[What is being asked] Make an exact transcription of the material, leaving out all images.

[Entries]
-=-=-

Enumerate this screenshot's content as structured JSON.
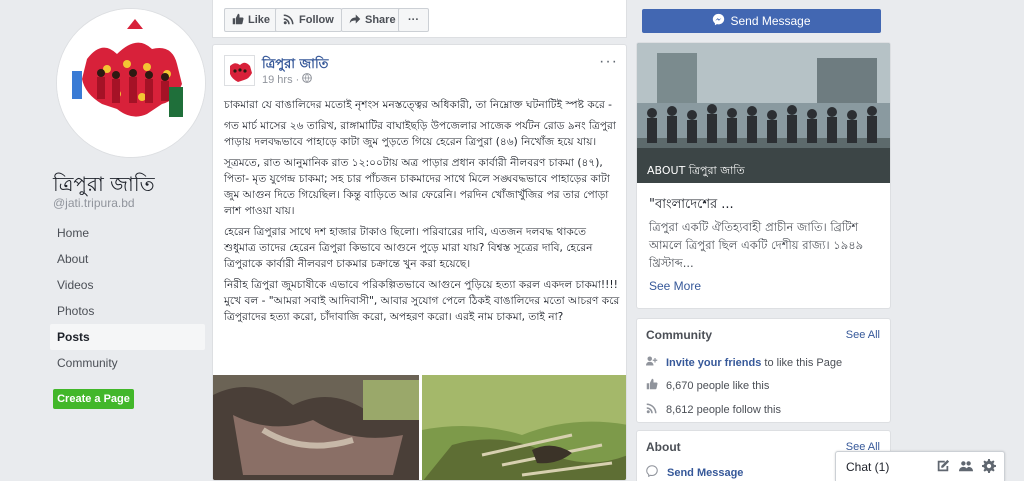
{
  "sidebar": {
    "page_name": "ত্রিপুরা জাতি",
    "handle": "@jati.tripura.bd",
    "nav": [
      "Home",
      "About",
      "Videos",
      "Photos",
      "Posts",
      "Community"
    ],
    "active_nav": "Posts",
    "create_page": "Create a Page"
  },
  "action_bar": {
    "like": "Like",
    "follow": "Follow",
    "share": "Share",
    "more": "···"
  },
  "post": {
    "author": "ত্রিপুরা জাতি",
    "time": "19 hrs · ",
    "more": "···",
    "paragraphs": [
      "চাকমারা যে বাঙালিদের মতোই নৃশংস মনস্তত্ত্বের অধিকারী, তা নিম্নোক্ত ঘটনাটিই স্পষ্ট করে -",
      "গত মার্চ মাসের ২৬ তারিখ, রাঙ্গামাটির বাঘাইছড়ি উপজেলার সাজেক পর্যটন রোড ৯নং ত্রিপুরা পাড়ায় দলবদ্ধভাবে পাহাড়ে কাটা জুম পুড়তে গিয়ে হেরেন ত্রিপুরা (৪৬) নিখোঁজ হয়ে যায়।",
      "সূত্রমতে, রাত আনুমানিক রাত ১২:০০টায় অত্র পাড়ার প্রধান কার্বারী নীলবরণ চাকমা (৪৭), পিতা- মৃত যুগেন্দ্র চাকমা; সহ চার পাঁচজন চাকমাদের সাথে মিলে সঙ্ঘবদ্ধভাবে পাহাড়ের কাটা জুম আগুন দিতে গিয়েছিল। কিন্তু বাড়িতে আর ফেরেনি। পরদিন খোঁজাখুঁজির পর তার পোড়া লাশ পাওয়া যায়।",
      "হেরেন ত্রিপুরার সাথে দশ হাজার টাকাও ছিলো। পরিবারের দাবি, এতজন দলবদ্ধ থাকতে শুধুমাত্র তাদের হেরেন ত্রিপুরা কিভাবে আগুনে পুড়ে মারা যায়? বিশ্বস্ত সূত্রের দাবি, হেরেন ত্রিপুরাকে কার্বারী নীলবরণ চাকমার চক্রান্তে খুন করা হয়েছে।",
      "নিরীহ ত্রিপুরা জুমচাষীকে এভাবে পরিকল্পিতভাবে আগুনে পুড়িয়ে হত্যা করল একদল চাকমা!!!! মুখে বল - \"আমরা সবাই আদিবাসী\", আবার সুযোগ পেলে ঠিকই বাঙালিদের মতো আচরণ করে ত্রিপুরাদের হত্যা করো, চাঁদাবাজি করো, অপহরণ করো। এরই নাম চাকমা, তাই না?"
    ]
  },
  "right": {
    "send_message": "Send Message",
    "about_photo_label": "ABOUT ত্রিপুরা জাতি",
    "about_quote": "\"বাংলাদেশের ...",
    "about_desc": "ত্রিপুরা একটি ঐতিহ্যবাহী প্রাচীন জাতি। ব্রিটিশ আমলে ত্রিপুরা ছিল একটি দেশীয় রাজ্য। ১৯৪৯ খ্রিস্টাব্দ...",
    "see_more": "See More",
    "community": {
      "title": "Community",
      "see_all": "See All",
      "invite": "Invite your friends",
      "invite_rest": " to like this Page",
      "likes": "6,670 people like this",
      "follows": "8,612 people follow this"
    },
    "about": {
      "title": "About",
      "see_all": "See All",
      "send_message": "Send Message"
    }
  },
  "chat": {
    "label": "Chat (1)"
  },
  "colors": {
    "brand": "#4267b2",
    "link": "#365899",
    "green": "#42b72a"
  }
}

-=-=-

[The reply]
Enumerate this screenshot's content as structured JSON.
{
  "sidebar": {
    "page_name": "ত্রিপুরা জাতি",
    "handle": "@jati.tripura.bd",
    "nav": [
      "Home",
      "About",
      "Videos",
      "Photos",
      "Posts",
      "Community"
    ],
    "active_nav": "Posts",
    "create_page": "Create a Page"
  },
  "action_bar": {
    "like": "Like",
    "follow": "Follow",
    "share": "Share",
    "more": "···"
  },
  "post": {
    "author": "ত্রিপুরা জাতি",
    "time": "19 hrs · ",
    "more": "···",
    "paragraphs": [
      "চাকমারা যে বাঙালিদের মতোই নৃশংস মনস্তত্ত্বের অধিকারী, তা নিম্নোক্ত ঘটনাটিই স্পষ্ট করে -",
      "গত মার্চ মাসের ২৬ তারিখ, রাঙ্গামাটির বাঘাইছড়ি উপজেলার সাজেক পর্যটন রোড ৯নং ত্রিপুরা পাড়ায় দলবদ্ধভাবে পাহাড়ে কাটা জুম পুড়তে গিয়ে হেরেন ত্রিপুরা (৪৬) নিখোঁজ হয়ে যায়।",
      "সূত্রমতে, রাত আনুমানিক রাত ১২:০০টায় অত্র পাড়ার প্রধান কার্বারী নীলবরণ চাকমা (৪৭), পিতা- মৃত যুগেন্দ্র চাকমা; সহ চার পাঁচজন চাকমাদের সাথে মিলে সঙ্ঘবদ্ধভাবে পাহাড়ের কাটা জুম আগুন দিতে গিয়েছিল। কিন্তু বাড়িতে আর ফেরেনি। পরদিন খোঁজাখুঁজির পর তার পোড়া লাশ পাওয়া যায়।",
      "হেরেন ত্রিপুরার সাথে দশ হাজার টাকাও ছিলো। পরিবারের দাবি, এতজন দলবদ্ধ থাকতে শুধুমাত্র তাদের হেরেন ত্রিপুরা কিভাবে আগুনে পুড়ে মারা যায়? বিশ্বস্ত সূত্রের দাবি, হেরেন ত্রিপুরাকে কার্বারী নীলবরণ চাকমার চক্রান্তে খুন করা হয়েছে।",
      "নিরীহ ত্রিপুরা জুমচাষীকে এভাবে পরিকল্পিতভাবে আগুনে পুড়িয়ে হত্যা করল একদল চাকমা!!!! মুখে বল - \"আমরা সবাই আদিবাসী\", আবার সুযোগ পেলে ঠিকই বাঙালিদের মতো আচরণ করে ত্রিপুরাদের হত্যা করো, চাঁদাবাজি করো, অপহরণ করো। এরই নাম চাকমা, তাই না?"
    ]
  },
  "right": {
    "send_message": "Send Message",
    "about_photo_label": "ABOUT ত্রিপুরা জাতি",
    "about_quote": "\"বাংলাদেশের ...",
    "about_desc": "ত্রিপুরা একটি ঐতিহ্যবাহী প্রাচীন জাতি। ব্রিটিশ আমলে ত্রিপুরা ছিল একটি দেশীয় রাজ্য। ১৯৪৯ খ্রিস্টাব্দ...",
    "see_more": "See More",
    "community": {
      "title": "Community",
      "see_all": "See All",
      "invite": "Invite your friends",
      "invite_rest": " to like this Page",
      "likes": "6,670 people like this",
      "follows": "8,612 people follow this"
    },
    "about": {
      "title": "About",
      "see_all": "See All",
      "send_message": "Send Message"
    }
  },
  "chat": {
    "label": "Chat (1)"
  },
  "colors": {
    "brand": "#4267b2",
    "link": "#365899",
    "green": "#42b72a"
  }
}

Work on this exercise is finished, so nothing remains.